* [PROBLEM DESCRIPTION] Transcribe the records that follow exactly. Skip the pictures.

---------- EXERCISE MATERIALS

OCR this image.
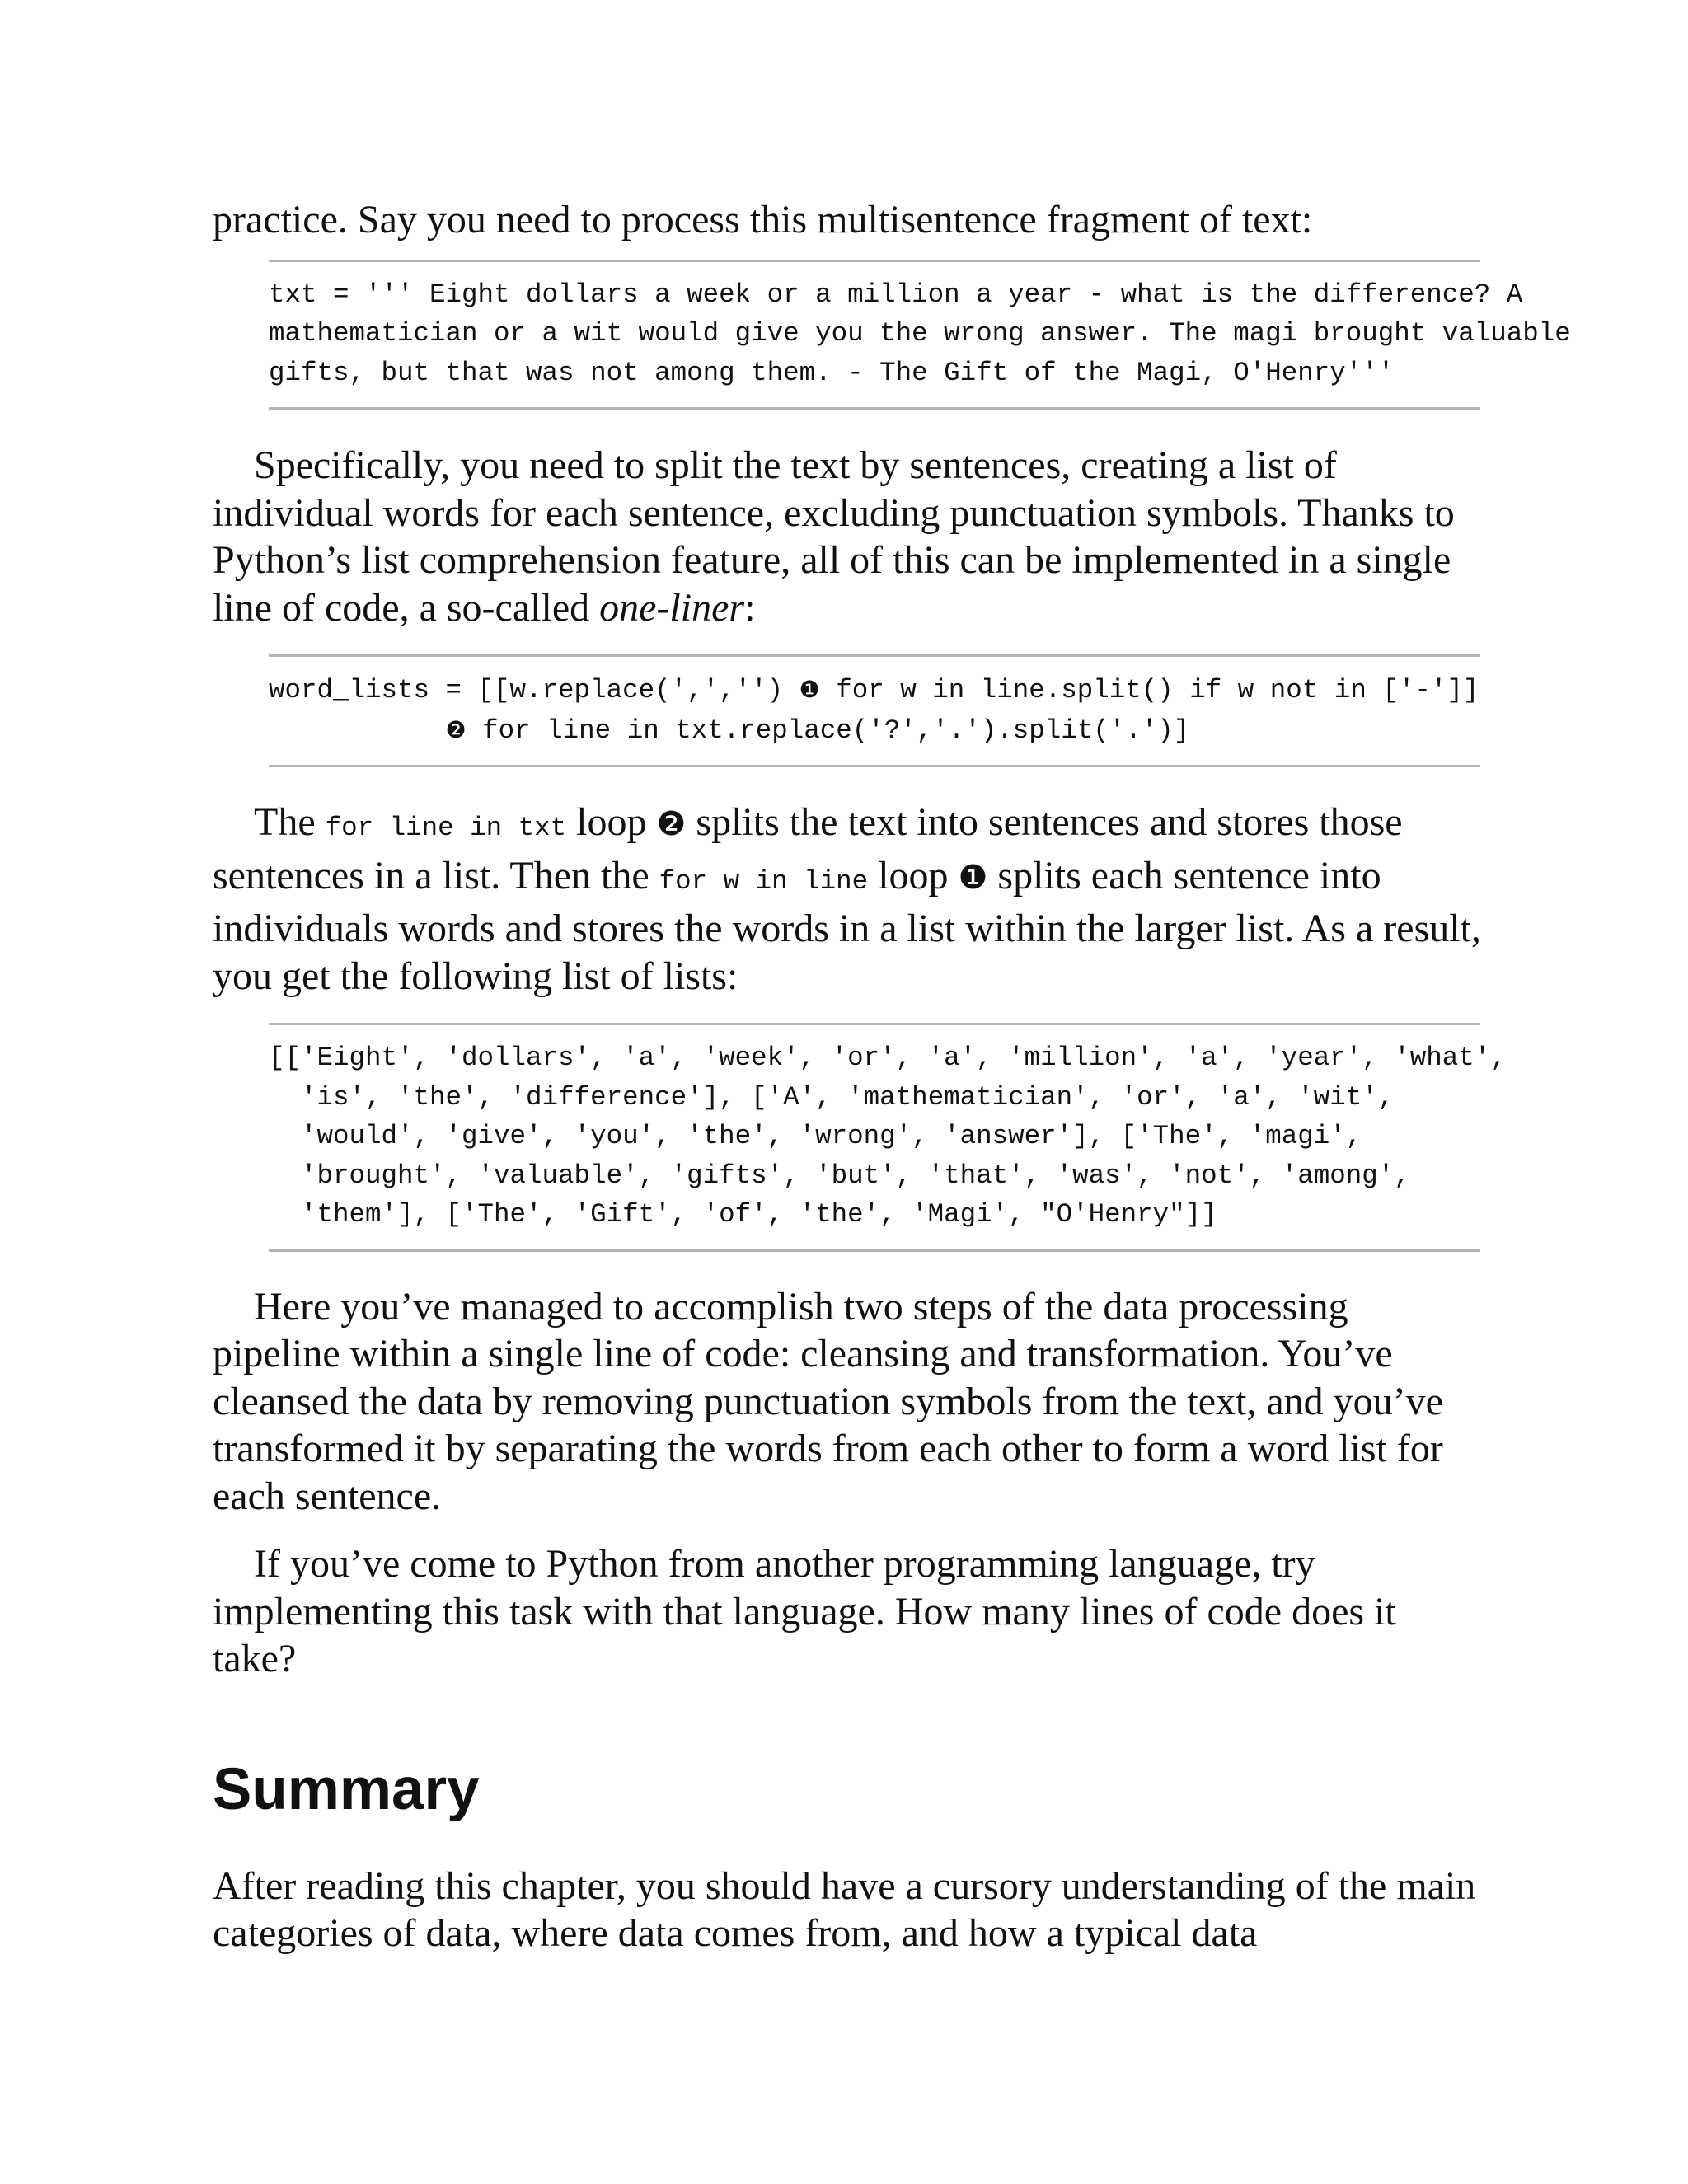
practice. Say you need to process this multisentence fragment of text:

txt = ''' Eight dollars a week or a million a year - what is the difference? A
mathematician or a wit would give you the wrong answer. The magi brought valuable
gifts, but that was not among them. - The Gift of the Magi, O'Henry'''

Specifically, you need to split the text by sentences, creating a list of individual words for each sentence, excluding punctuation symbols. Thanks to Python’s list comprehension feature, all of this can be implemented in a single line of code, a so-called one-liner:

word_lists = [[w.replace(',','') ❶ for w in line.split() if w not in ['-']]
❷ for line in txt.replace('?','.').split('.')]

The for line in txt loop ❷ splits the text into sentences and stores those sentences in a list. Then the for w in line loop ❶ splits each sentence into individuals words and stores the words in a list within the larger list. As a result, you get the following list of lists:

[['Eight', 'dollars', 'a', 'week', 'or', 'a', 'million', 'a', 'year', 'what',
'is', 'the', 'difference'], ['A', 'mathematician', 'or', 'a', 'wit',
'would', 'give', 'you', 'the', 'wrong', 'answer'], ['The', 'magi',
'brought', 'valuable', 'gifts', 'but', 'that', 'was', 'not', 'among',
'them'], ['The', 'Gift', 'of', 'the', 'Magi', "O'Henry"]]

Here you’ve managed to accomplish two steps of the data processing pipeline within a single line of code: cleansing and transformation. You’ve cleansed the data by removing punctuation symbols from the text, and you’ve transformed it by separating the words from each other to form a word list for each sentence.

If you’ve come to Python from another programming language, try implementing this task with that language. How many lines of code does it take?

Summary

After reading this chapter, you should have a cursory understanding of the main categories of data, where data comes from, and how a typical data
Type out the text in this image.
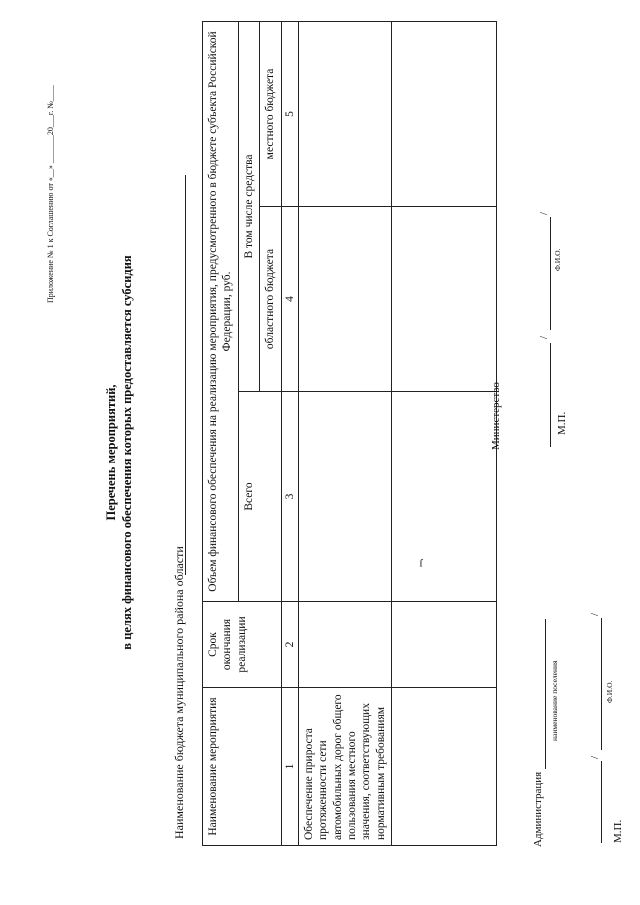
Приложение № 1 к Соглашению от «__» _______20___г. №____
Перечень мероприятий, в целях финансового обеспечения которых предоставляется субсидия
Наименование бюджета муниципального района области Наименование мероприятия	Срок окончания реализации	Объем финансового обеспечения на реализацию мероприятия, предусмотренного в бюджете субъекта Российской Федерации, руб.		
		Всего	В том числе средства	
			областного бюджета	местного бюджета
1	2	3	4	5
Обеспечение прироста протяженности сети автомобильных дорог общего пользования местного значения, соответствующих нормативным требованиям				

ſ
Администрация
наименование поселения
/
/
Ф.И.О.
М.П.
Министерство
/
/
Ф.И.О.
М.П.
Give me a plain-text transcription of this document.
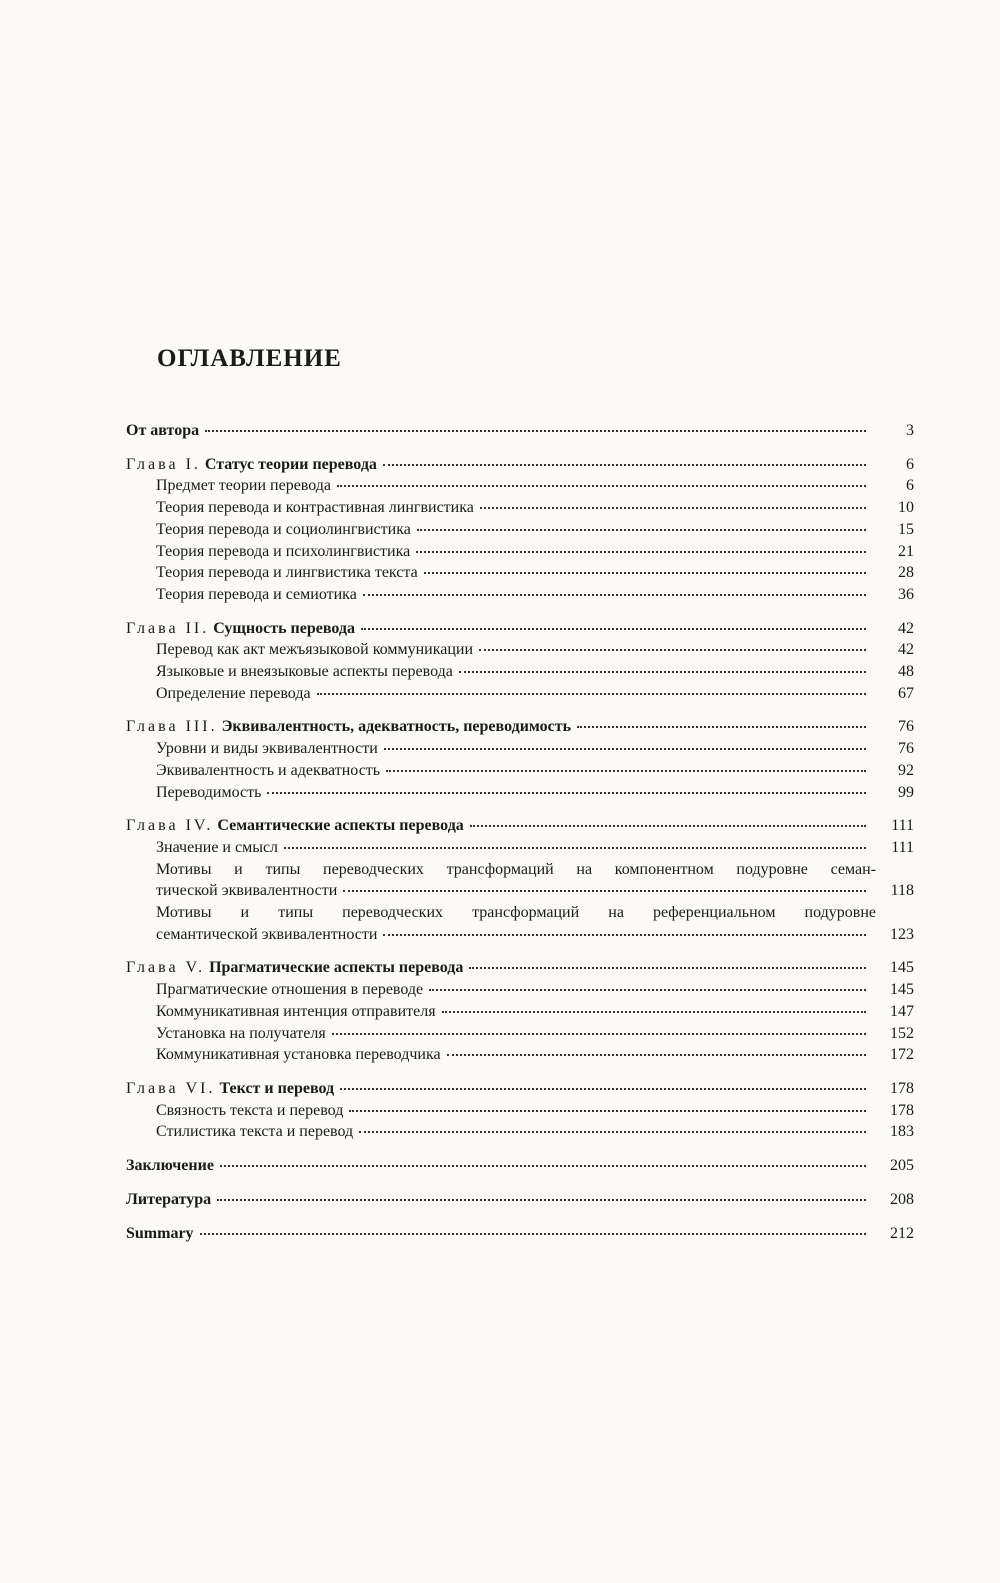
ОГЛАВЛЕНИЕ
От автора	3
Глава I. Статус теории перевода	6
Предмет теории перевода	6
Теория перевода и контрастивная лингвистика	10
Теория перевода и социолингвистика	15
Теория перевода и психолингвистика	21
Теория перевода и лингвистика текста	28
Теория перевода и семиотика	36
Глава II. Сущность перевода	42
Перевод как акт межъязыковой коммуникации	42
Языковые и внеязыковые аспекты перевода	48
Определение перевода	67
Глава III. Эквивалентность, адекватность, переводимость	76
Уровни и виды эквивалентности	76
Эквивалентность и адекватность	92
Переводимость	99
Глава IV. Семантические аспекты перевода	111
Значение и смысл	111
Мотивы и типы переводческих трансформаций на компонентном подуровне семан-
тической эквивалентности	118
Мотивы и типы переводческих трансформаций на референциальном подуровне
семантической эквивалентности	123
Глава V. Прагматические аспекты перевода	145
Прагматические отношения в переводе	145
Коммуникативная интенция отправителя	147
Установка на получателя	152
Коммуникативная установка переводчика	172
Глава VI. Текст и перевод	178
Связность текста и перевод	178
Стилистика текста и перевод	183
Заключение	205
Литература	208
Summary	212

--------------------

* [FULL OUTPUT]
OCR this image.
practice. Say you need to process this multisentence fragment of text:

txt = ''' Eight dollars a week or a million a year - what is the difference? A
mathematician or a wit would give you the wrong answer. The magi brought valuable
gifts, but that was not among them. - The Gift of the Magi, O'Henry'''

Specifically, you need to split the text by sentences, creating a list of individual words for each sentence, excluding punctuation symbols. Thanks to Python’s list comprehension feature, all of this can be implemented in a single line of code, a so-called one-liner:

word_lists = [[w.replace(',','') ❶ for w in line.split() if w not in ['-']]
❷ for line in txt.replace('?','.').split('.')]

The for line in txt loop ❷ splits the text into sentences and stores those sentences in a list. Then the for w in line loop ❶ splits each sentence into individuals words and stores the words in a list within the larger list. As a result, you get the following list of lists:

[['Eight', 'dollars', 'a', 'week', 'or', 'a', 'million', 'a', 'year', 'what',
'is', 'the', 'difference'], ['A', 'mathematician', 'or', 'a', 'wit',
'would', 'give', 'you', 'the', 'wrong', 'answer'], ['The', 'magi',
'brought', 'valuable', 'gifts', 'but', 'that', 'was', 'not', 'among',
'them'], ['The', 'Gift', 'of', 'the', 'Magi', "O'Henry"]]

Here you’ve managed to accomplish two steps of the data processing pipeline within a single line of code: cleansing and transformation. You’ve cleansed the data by removing punctuation symbols from the text, and you’ve transformed it by separating the words from each other to form a word list for each sentence.

If you’ve come to Python from another programming language, try implementing this task with that language. How many lines of code does it take?

Summary

After reading this chapter, you should have a cursory understanding of the main categories of data, where data comes from, and how a typical data
Type out the text in this image.
Приложение № 1 к Соглашению от «__» _______20___г. №____
Перечень мероприятий, в целях финансового обеспечения которых предоставляется субсидия
Наименование бюджета муниципального района области Наименование мероприятия	Срок окончания реализации	Объем финансового обеспечения на реализацию мероприятия, предусмотренного в бюджете субъекта Российской Федерации, руб.		
		Всего	В том числе средства	
			областного бюджета	местного бюджета
1	2	3	4	5
Обеспечение прироста протяженности сети автомобильных дорог общего пользования местного значения, соответствующих нормативным требованиям				

ſ
Администрация
наименование поселения
/
/
Ф.И.О.
М.П.
Министерство
/
/
Ф.И.О.
М.П.
Give me a plain-text transcription of this document.
ОГЛАВЛЕНИЕ
От автора	3
Глава I. Статус теории перевода	6
Предмет теории перевода	6
Теория перевода и контрастивная лингвистика	10
Теория перевода и социолингвистика	15
Теория перевода и психолингвистика	21
Теория перевода и лингвистика текста	28
Теория перевода и семиотика	36
Глава II. Сущность перевода	42
Перевод как акт межъязыковой коммуникации	42
Языковые и внеязыковые аспекты перевода	48
Определение перевода	67
Глава III. Эквивалентность, адекватность, переводимость	76
Уровни и виды эквивалентности	76
Эквивалентность и адекватность	92
Переводимость	99
Глава IV. Семантические аспекты перевода	111
Значение и смысл	111
Мотивы и типы переводческих трансформаций на компонентном подуровне семан-
тической эквивалентности	118
Мотивы и типы переводческих трансформаций на референциальном подуровне
семантической эквивалентности	123
Глава V. Прагматические аспекты перевода	145
Прагматические отношения в переводе	145
Коммуникативная интенция отправителя	147
Установка на получателя	152
Коммуникативная установка переводчика	172
Глава VI. Текст и перевод	178
Связность текста и перевод	178
Стилистика текста и перевод	183
Заключение	205
Литература	208
Summary	212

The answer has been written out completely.